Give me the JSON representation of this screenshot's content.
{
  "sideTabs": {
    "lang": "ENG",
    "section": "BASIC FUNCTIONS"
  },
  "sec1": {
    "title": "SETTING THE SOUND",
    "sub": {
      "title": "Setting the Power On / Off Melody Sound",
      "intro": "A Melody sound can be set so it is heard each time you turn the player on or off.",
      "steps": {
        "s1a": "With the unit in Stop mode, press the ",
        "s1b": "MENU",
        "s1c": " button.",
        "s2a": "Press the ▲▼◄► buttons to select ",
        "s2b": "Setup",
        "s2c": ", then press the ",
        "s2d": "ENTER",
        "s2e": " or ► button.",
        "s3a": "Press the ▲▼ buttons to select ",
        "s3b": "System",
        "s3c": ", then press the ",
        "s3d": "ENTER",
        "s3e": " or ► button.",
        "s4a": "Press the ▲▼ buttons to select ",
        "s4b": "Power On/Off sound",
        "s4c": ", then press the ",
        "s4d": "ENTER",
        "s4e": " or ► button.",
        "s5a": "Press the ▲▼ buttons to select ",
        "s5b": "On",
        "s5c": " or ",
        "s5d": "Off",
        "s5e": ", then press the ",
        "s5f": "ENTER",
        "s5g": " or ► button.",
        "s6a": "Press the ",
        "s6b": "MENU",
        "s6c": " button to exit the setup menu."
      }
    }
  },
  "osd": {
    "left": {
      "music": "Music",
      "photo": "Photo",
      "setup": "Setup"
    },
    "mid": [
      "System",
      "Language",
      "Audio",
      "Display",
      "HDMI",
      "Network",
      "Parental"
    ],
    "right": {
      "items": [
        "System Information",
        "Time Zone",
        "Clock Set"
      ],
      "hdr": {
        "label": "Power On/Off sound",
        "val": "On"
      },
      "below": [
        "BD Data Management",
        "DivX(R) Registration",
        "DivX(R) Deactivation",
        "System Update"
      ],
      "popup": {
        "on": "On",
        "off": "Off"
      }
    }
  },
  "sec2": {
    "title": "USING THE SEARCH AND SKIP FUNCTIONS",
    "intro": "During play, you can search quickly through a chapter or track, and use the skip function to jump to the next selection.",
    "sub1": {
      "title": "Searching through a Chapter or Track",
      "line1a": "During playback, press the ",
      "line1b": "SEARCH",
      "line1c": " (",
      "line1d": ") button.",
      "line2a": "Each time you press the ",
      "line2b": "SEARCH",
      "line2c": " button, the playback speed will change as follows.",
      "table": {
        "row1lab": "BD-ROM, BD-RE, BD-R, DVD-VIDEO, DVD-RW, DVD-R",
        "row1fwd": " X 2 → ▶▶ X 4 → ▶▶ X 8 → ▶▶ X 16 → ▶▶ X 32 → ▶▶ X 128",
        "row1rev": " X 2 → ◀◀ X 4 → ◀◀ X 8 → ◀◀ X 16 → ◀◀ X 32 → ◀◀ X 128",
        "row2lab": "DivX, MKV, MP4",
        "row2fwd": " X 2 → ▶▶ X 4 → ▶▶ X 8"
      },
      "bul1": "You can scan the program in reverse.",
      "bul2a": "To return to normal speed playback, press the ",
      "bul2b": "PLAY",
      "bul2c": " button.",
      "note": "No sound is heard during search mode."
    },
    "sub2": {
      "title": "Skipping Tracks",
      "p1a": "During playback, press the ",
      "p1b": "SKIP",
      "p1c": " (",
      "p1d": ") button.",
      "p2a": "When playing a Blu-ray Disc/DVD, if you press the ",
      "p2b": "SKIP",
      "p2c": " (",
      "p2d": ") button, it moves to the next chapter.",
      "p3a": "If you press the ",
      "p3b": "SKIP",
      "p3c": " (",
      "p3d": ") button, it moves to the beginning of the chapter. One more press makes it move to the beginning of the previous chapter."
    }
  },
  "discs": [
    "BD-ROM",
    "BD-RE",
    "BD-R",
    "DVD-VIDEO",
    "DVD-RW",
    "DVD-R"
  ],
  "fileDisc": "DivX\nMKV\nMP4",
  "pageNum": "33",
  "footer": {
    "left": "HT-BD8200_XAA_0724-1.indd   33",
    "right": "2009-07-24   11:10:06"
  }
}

+ + + +

Work to do :: From the entries above, copy every line that holds the word "left".

Written reply ::
    "left": {
    "left": "HT-BD8200_XAA_0724-1.indd   33",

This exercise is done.